# Excerpted data:
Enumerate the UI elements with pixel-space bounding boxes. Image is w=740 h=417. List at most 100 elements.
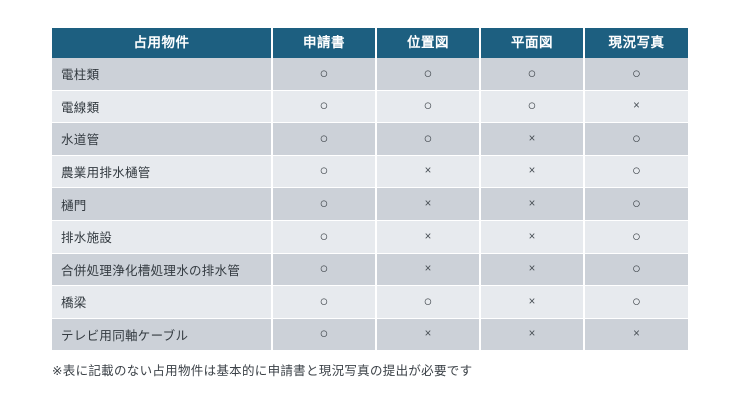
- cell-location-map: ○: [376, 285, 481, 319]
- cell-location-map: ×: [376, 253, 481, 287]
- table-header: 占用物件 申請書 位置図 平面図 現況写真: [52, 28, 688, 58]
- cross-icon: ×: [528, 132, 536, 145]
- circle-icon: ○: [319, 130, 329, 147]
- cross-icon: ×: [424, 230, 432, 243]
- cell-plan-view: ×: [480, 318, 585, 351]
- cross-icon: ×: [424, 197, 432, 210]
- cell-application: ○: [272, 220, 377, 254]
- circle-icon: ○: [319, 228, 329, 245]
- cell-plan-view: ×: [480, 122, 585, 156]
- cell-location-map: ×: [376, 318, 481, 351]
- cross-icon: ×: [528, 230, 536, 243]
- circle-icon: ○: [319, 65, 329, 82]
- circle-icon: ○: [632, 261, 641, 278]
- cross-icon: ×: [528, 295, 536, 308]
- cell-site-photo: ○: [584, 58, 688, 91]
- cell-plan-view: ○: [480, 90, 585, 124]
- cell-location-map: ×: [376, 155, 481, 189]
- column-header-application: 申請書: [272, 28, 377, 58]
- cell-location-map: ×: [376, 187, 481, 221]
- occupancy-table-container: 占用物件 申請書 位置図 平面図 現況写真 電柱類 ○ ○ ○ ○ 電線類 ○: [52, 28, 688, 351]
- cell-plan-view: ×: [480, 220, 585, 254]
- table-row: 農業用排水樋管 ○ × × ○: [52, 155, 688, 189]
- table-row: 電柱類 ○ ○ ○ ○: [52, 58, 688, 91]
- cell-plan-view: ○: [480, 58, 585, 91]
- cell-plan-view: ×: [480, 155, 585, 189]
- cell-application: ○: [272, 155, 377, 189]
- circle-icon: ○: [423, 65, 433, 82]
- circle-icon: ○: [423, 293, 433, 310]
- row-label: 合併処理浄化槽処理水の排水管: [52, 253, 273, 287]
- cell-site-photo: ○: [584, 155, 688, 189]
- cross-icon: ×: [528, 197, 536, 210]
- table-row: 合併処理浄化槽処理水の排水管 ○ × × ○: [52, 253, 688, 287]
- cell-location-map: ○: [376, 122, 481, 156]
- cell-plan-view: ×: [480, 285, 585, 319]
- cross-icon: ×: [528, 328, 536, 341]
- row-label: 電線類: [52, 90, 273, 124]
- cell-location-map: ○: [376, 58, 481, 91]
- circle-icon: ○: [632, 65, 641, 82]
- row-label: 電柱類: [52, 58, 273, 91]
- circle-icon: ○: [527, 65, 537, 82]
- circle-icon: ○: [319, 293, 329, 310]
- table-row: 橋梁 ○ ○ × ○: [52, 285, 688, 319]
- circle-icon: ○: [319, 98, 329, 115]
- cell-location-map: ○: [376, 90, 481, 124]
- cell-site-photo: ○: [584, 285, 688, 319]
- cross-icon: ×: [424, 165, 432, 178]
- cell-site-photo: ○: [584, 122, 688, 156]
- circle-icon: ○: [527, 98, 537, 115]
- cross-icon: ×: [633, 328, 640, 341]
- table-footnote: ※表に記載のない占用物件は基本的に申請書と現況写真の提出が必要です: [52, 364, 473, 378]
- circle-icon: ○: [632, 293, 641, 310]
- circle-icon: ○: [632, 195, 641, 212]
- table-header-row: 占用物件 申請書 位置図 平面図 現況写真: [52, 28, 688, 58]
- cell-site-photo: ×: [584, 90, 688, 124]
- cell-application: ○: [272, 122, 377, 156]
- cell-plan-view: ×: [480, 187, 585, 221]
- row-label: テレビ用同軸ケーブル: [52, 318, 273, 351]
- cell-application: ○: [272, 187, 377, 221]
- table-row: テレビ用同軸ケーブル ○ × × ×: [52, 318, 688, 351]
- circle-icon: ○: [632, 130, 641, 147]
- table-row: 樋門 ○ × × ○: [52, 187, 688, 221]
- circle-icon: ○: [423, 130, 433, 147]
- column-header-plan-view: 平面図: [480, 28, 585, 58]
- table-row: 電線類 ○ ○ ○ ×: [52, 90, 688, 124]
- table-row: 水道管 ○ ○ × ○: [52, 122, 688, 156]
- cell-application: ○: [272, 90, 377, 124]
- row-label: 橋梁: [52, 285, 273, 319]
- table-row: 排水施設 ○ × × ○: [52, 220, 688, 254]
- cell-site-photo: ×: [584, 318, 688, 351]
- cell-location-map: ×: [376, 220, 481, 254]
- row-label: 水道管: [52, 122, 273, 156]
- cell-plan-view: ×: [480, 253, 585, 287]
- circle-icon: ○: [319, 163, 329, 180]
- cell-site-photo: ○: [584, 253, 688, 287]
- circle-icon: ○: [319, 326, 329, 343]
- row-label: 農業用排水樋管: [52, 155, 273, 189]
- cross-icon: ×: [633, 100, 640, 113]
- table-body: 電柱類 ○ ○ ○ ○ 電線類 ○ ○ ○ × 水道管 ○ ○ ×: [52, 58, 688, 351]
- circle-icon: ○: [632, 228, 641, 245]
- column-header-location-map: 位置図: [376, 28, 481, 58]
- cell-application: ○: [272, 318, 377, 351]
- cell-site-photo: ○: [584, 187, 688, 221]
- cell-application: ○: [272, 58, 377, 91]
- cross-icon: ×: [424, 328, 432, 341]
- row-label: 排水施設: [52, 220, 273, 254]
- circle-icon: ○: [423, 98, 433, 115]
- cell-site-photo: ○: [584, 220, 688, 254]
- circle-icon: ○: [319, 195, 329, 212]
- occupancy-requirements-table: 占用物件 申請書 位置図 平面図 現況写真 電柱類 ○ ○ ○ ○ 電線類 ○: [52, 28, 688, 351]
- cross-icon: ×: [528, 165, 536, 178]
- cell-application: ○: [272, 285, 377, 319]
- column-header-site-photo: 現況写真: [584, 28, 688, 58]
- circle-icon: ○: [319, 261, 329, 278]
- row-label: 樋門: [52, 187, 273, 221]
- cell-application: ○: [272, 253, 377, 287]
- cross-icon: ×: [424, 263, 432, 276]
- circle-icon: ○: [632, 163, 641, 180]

# Stated problem:
Reproduce the listing above line for line, leaving out the picture.

# Result of the task:
Enumerate the UI elements with pixel-space bounding boxes. Image is w=740 h=417. List at most 100 elements.
- cell-location-map: ○: [376, 285, 481, 319]
- cell-location-map: ×: [376, 253, 481, 287]
- table-header: 占用物件 申請書 位置図 平面図 現況写真: [52, 28, 688, 58]
- cross-icon: ×: [528, 132, 536, 145]
- circle-icon: ○: [319, 130, 329, 147]
- cross-icon: ×: [424, 230, 432, 243]
- cell-plan-view: ×: [480, 318, 585, 351]
- cross-icon: ×: [424, 197, 432, 210]
- cell-application: ○: [272, 220, 377, 254]
- circle-icon: ○: [319, 228, 329, 245]
- cell-plan-view: ×: [480, 122, 585, 156]
- cell-location-map: ×: [376, 318, 481, 351]
- cross-icon: ×: [528, 230, 536, 243]
- circle-icon: ○: [319, 65, 329, 82]
- circle-icon: ○: [632, 261, 641, 278]
- cross-icon: ×: [528, 295, 536, 308]
- cell-site-photo: ○: [584, 58, 688, 91]
- cell-plan-view: ○: [480, 90, 585, 124]
- cell-location-map: ×: [376, 155, 481, 189]
- column-header-application: 申請書: [272, 28, 377, 58]
- cell-location-map: ×: [376, 187, 481, 221]
- occupancy-table-container: 占用物件 申請書 位置図 平面図 現況写真 電柱類 ○ ○ ○ ○ 電線類 ○: [52, 28, 688, 351]
- cell-plan-view: ×: [480, 220, 585, 254]
- table-row: 農業用排水樋管 ○ × × ○: [52, 155, 688, 189]
- table-row: 電柱類 ○ ○ ○ ○: [52, 58, 688, 91]
- cell-plan-view: ○: [480, 58, 585, 91]
- cell-plan-view: ×: [480, 155, 585, 189]
- cell-application: ○: [272, 155, 377, 189]
- circle-icon: ○: [423, 65, 433, 82]
- circle-icon: ○: [423, 293, 433, 310]
- row-label: 合併処理浄化槽処理水の排水管: [52, 253, 273, 287]
- cell-site-photo: ○: [584, 155, 688, 189]
- cross-icon: ×: [528, 197, 536, 210]
- table-row: 合併処理浄化槽処理水の排水管 ○ × × ○: [52, 253, 688, 287]
- cell-location-map: ○: [376, 122, 481, 156]
- cell-plan-view: ×: [480, 285, 585, 319]
- cross-icon: ×: [528, 328, 536, 341]
- row-label: 電線類: [52, 90, 273, 124]
- cell-location-map: ○: [376, 58, 481, 91]
- circle-icon: ○: [632, 65, 641, 82]
- row-label: 電柱類: [52, 58, 273, 91]
- circle-icon: ○: [527, 65, 537, 82]
- circle-icon: ○: [319, 293, 329, 310]
- table-row: 橋梁 ○ ○ × ○: [52, 285, 688, 319]
- circle-icon: ○: [319, 98, 329, 115]
- cell-location-map: ○: [376, 90, 481, 124]
- cell-site-photo: ○: [584, 285, 688, 319]
- cross-icon: ×: [424, 165, 432, 178]
- cell-site-photo: ○: [584, 122, 688, 156]
- circle-icon: ○: [527, 98, 537, 115]
- cross-icon: ×: [633, 328, 640, 341]
- table-footnote: ※表に記載のない占用物件は基本的に申請書と現況写真の提出が必要です: [52, 364, 473, 378]
- circle-icon: ○: [632, 293, 641, 310]
- circle-icon: ○: [632, 195, 641, 212]
- table-header-row: 占用物件 申請書 位置図 平面図 現況写真: [52, 28, 688, 58]
- cell-site-photo: ×: [584, 90, 688, 124]
- cell-application: ○: [272, 122, 377, 156]
- cell-plan-view: ×: [480, 187, 585, 221]
- row-label: テレビ用同軸ケーブル: [52, 318, 273, 351]
- cell-application: ○: [272, 187, 377, 221]
- table-row: テレビ用同軸ケーブル ○ × × ×: [52, 318, 688, 351]
- circle-icon: ○: [632, 130, 641, 147]
- table-row: 樋門 ○ × × ○: [52, 187, 688, 221]
- circle-icon: ○: [423, 130, 433, 147]
- column-header-plan-view: 平面図: [480, 28, 585, 58]
- table-row: 電線類 ○ ○ ○ ×: [52, 90, 688, 124]
- table-row: 水道管 ○ ○ × ○: [52, 122, 688, 156]
- cell-application: ○: [272, 90, 377, 124]
- row-label: 橋梁: [52, 285, 273, 319]
- table-row: 排水施設 ○ × × ○: [52, 220, 688, 254]
- cell-site-photo: ×: [584, 318, 688, 351]
- cell-location-map: ×: [376, 220, 481, 254]
- row-label: 水道管: [52, 122, 273, 156]
- cell-plan-view: ×: [480, 253, 585, 287]
- circle-icon: ○: [319, 163, 329, 180]
- cell-site-photo: ○: [584, 253, 688, 287]
- circle-icon: ○: [319, 326, 329, 343]
- row-label: 農業用排水樋管: [52, 155, 273, 189]
- cross-icon: ×: [633, 100, 640, 113]
- table-body: 電柱類 ○ ○ ○ ○ 電線類 ○ ○ ○ × 水道管 ○ ○ ×: [52, 58, 688, 351]
- circle-icon: ○: [632, 228, 641, 245]
- column-header-location-map: 位置図: [376, 28, 481, 58]
- cell-application: ○: [272, 318, 377, 351]
- cell-site-photo: ○: [584, 187, 688, 221]
- cell-application: ○: [272, 58, 377, 91]
- cross-icon: ×: [424, 328, 432, 341]
- row-label: 排水施設: [52, 220, 273, 254]
- circle-icon: ○: [423, 98, 433, 115]
- cell-site-photo: ○: [584, 220, 688, 254]
- circle-icon: ○: [319, 195, 329, 212]
- occupancy-requirements-table: 占用物件 申請書 位置図 平面図 現況写真 電柱類 ○ ○ ○ ○ 電線類 ○: [52, 28, 688, 351]
- cross-icon: ×: [528, 165, 536, 178]
- cell-application: ○: [272, 285, 377, 319]
- column-header-site-photo: 現況写真: [584, 28, 688, 58]
- circle-icon: ○: [319, 261, 329, 278]
- row-label: 樋門: [52, 187, 273, 221]
- cell-application: ○: [272, 253, 377, 287]
- cross-icon: ×: [424, 263, 432, 276]
- circle-icon: ○: [632, 163, 641, 180]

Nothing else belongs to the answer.